▶ [Written task]
For this exercise, repeat all of the material verbatim apart from its images.

(Stored data)
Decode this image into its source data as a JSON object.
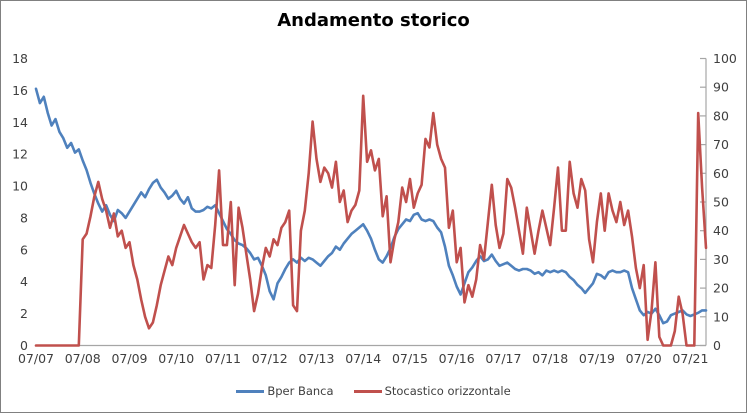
{
  "chart_data": {
    "type": "line",
    "title": "Andamento storico",
    "legend_position": "bottom",
    "grid": false,
    "background": "#FFFFFF",
    "border_color": "#808080",
    "colors": {
      "axis_line": "#A6A6A6",
      "tick_text": "#3F3F3F",
      "title_text": "#000000"
    },
    "x_axis": {
      "labels": [
        "07/07",
        "07/08",
        "07/09",
        "07/10",
        "07/11",
        "07/12",
        "07/13",
        "07/14",
        "07/15",
        "07/16",
        "07/17",
        "07/18",
        "07/19",
        "07/20",
        "07/21"
      ]
    },
    "y_axis_left": {
      "min": 0,
      "max": 18,
      "ticks": [
        0,
        2,
        4,
        6,
        8,
        10,
        12,
        14,
        16,
        18
      ]
    },
    "y_axis_right": {
      "min": 0,
      "max": 100,
      "ticks": [
        0,
        10,
        20,
        30,
        40,
        50,
        60,
        70,
        80,
        90,
        100
      ]
    },
    "series": [
      {
        "name": "Bper Banca",
        "axis": "left",
        "color": "#4F81BD",
        "values": [
          16.1,
          15.2,
          15.6,
          14.6,
          13.8,
          14.2,
          13.4,
          13.0,
          12.4,
          12.7,
          12.1,
          12.3,
          11.6,
          11.0,
          10.2,
          9.5,
          8.9,
          8.4,
          8.8,
          8.2,
          7.8,
          8.5,
          8.3,
          8.0,
          8.4,
          8.8,
          9.2,
          9.6,
          9.3,
          9.8,
          10.2,
          10.4,
          9.9,
          9.6,
          9.2,
          9.4,
          9.7,
          9.2,
          8.9,
          9.3,
          8.6,
          8.4,
          8.4,
          8.5,
          8.7,
          8.6,
          8.8,
          8.3,
          7.8,
          7.3,
          7.0,
          6.6,
          6.4,
          6.3,
          6.1,
          5.8,
          5.4,
          5.5,
          5.0,
          4.4,
          3.4,
          2.9,
          3.9,
          4.3,
          4.8,
          5.2,
          5.4,
          5.2,
          5.5,
          5.3,
          5.5,
          5.4,
          5.2,
          5.0,
          5.3,
          5.6,
          5.8,
          6.2,
          6.0,
          6.4,
          6.7,
          7.0,
          7.2,
          7.4,
          7.6,
          7.2,
          6.7,
          6.0,
          5.4,
          5.2,
          5.6,
          6.1,
          6.8,
          7.3,
          7.6,
          7.9,
          7.8,
          8.2,
          8.3,
          7.9,
          7.8,
          7.9,
          7.8,
          7.4,
          7.1,
          6.2,
          5.0,
          4.4,
          3.7,
          3.2,
          3.9,
          4.6,
          4.9,
          5.3,
          5.6,
          5.3,
          5.4,
          5.7,
          5.3,
          5.0,
          5.1,
          5.2,
          5.0,
          4.8,
          4.7,
          4.8,
          4.8,
          4.7,
          4.5,
          4.6,
          4.4,
          4.7,
          4.6,
          4.7,
          4.6,
          4.7,
          4.6,
          4.3,
          4.1,
          3.8,
          3.6,
          3.3,
          3.6,
          3.9,
          4.5,
          4.4,
          4.2,
          4.6,
          4.7,
          4.6,
          4.6,
          4.7,
          4.6,
          3.6,
          2.9,
          2.2,
          1.9,
          2.1,
          2.0,
          2.3,
          1.9,
          1.4,
          1.5,
          1.9,
          2.0,
          2.1,
          2.2,
          1.95,
          1.85,
          1.95,
          2.05,
          2.2,
          2.2
        ]
      },
      {
        "name": "Stocastico orizzontale",
        "axis": "right",
        "color": "#C0504D",
        "values": [
          0,
          0,
          0,
          0,
          0,
          0,
          0,
          0,
          0,
          0,
          0,
          0,
          37,
          39,
          45,
          52,
          57,
          51,
          47,
          41,
          46,
          38,
          40,
          34,
          36,
          28,
          23,
          16,
          10,
          6,
          8,
          14,
          21,
          26,
          31,
          28,
          34,
          38,
          42,
          39,
          36,
          34,
          36,
          23,
          28,
          27,
          42,
          61,
          35,
          35,
          50,
          21,
          48,
          41,
          32,
          23,
          12,
          18,
          27,
          34,
          31,
          37,
          35,
          41,
          43,
          47,
          14,
          12,
          40,
          47,
          60,
          78,
          65,
          57,
          62,
          60,
          55,
          64,
          50,
          54,
          43,
          47,
          49,
          54,
          87,
          64,
          68,
          61,
          65,
          45,
          52,
          29,
          37,
          43,
          55,
          50,
          58,
          48,
          53,
          56,
          72,
          69,
          81,
          70,
          65,
          62,
          41,
          47,
          29,
          34,
          15,
          21,
          17,
          23,
          35,
          30,
          43,
          56,
          42,
          34,
          39,
          58,
          55,
          48,
          40,
          32,
          48,
          40,
          32,
          40,
          47,
          41,
          35,
          48,
          62,
          40,
          40,
          64,
          53,
          48,
          58,
          54,
          37,
          29,
          43,
          53,
          40,
          53,
          47,
          43,
          50,
          42,
          47,
          38,
          27,
          20,
          28,
          2,
          12,
          29,
          3,
          0,
          0,
          0,
          5,
          17,
          11,
          0,
          0,
          0,
          81,
          55,
          34
        ]
      }
    ]
  }
}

▶ [Response to the task]
Decode this image into its source data as a JSON object.
{
  "chart_data": {
    "type": "line",
    "title": "Andamento storico",
    "legend_position": "bottom",
    "grid": false,
    "background": "#FFFFFF",
    "border_color": "#808080",
    "colors": {
      "axis_line": "#A6A6A6",
      "tick_text": "#3F3F3F",
      "title_text": "#000000"
    },
    "x_axis": {
      "labels": [
        "07/07",
        "07/08",
        "07/09",
        "07/10",
        "07/11",
        "07/12",
        "07/13",
        "07/14",
        "07/15",
        "07/16",
        "07/17",
        "07/18",
        "07/19",
        "07/20",
        "07/21"
      ]
    },
    "y_axis_left": {
      "min": 0,
      "max": 18,
      "ticks": [
        0,
        2,
        4,
        6,
        8,
        10,
        12,
        14,
        16,
        18
      ]
    },
    "y_axis_right": {
      "min": 0,
      "max": 100,
      "ticks": [
        0,
        10,
        20,
        30,
        40,
        50,
        60,
        70,
        80,
        90,
        100
      ]
    },
    "series": [
      {
        "name": "Bper Banca",
        "axis": "left",
        "color": "#4F81BD",
        "values": [
          16.1,
          15.2,
          15.6,
          14.6,
          13.8,
          14.2,
          13.4,
          13.0,
          12.4,
          12.7,
          12.1,
          12.3,
          11.6,
          11.0,
          10.2,
          9.5,
          8.9,
          8.4,
          8.8,
          8.2,
          7.8,
          8.5,
          8.3,
          8.0,
          8.4,
          8.8,
          9.2,
          9.6,
          9.3,
          9.8,
          10.2,
          10.4,
          9.9,
          9.6,
          9.2,
          9.4,
          9.7,
          9.2,
          8.9,
          9.3,
          8.6,
          8.4,
          8.4,
          8.5,
          8.7,
          8.6,
          8.8,
          8.3,
          7.8,
          7.3,
          7.0,
          6.6,
          6.4,
          6.3,
          6.1,
          5.8,
          5.4,
          5.5,
          5.0,
          4.4,
          3.4,
          2.9,
          3.9,
          4.3,
          4.8,
          5.2,
          5.4,
          5.2,
          5.5,
          5.3,
          5.5,
          5.4,
          5.2,
          5.0,
          5.3,
          5.6,
          5.8,
          6.2,
          6.0,
          6.4,
          6.7,
          7.0,
          7.2,
          7.4,
          7.6,
          7.2,
          6.7,
          6.0,
          5.4,
          5.2,
          5.6,
          6.1,
          6.8,
          7.3,
          7.6,
          7.9,
          7.8,
          8.2,
          8.3,
          7.9,
          7.8,
          7.9,
          7.8,
          7.4,
          7.1,
          6.2,
          5.0,
          4.4,
          3.7,
          3.2,
          3.9,
          4.6,
          4.9,
          5.3,
          5.6,
          5.3,
          5.4,
          5.7,
          5.3,
          5.0,
          5.1,
          5.2,
          5.0,
          4.8,
          4.7,
          4.8,
          4.8,
          4.7,
          4.5,
          4.6,
          4.4,
          4.7,
          4.6,
          4.7,
          4.6,
          4.7,
          4.6,
          4.3,
          4.1,
          3.8,
          3.6,
          3.3,
          3.6,
          3.9,
          4.5,
          4.4,
          4.2,
          4.6,
          4.7,
          4.6,
          4.6,
          4.7,
          4.6,
          3.6,
          2.9,
          2.2,
          1.9,
          2.1,
          2.0,
          2.3,
          1.9,
          1.4,
          1.5,
          1.9,
          2.0,
          2.1,
          2.2,
          1.95,
          1.85,
          1.95,
          2.05,
          2.2,
          2.2
        ]
      },
      {
        "name": "Stocastico orizzontale",
        "axis": "right",
        "color": "#C0504D",
        "values": [
          0,
          0,
          0,
          0,
          0,
          0,
          0,
          0,
          0,
          0,
          0,
          0,
          37,
          39,
          45,
          52,
          57,
          51,
          47,
          41,
          46,
          38,
          40,
          34,
          36,
          28,
          23,
          16,
          10,
          6,
          8,
          14,
          21,
          26,
          31,
          28,
          34,
          38,
          42,
          39,
          36,
          34,
          36,
          23,
          28,
          27,
          42,
          61,
          35,
          35,
          50,
          21,
          48,
          41,
          32,
          23,
          12,
          18,
          27,
          34,
          31,
          37,
          35,
          41,
          43,
          47,
          14,
          12,
          40,
          47,
          60,
          78,
          65,
          57,
          62,
          60,
          55,
          64,
          50,
          54,
          43,
          47,
          49,
          54,
          87,
          64,
          68,
          61,
          65,
          45,
          52,
          29,
          37,
          43,
          55,
          50,
          58,
          48,
          53,
          56,
          72,
          69,
          81,
          70,
          65,
          62,
          41,
          47,
          29,
          34,
          15,
          21,
          17,
          23,
          35,
          30,
          43,
          56,
          42,
          34,
          39,
          58,
          55,
          48,
          40,
          32,
          48,
          40,
          32,
          40,
          47,
          41,
          35,
          48,
          62,
          40,
          40,
          64,
          53,
          48,
          58,
          54,
          37,
          29,
          43,
          53,
          40,
          53,
          47,
          43,
          50,
          42,
          47,
          38,
          27,
          20,
          28,
          2,
          12,
          29,
          3,
          0,
          0,
          0,
          5,
          17,
          11,
          0,
          0,
          0,
          81,
          55,
          34
        ]
      }
    ]
  }
}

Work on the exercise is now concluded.